**THE REQUEST:** Go through the records below line by line, counting those that contain the word "теплоносителя"; answer with the count only.

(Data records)
--------------------------------------------------

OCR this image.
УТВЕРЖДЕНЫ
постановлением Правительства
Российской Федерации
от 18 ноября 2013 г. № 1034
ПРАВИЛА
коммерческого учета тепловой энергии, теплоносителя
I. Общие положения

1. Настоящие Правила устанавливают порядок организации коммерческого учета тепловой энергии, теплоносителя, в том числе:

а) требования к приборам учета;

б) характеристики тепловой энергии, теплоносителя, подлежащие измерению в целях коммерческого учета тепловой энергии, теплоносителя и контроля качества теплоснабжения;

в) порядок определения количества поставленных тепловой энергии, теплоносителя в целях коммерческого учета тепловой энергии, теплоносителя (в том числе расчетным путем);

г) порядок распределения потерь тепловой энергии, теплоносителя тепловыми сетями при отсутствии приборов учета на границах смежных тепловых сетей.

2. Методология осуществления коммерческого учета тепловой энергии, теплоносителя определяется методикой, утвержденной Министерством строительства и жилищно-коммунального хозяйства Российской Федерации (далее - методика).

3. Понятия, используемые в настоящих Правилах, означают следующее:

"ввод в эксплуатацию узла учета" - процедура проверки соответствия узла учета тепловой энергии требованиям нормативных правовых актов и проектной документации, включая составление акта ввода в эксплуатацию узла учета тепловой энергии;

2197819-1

--------------------------------------------------

**FINAL RESULT:** 6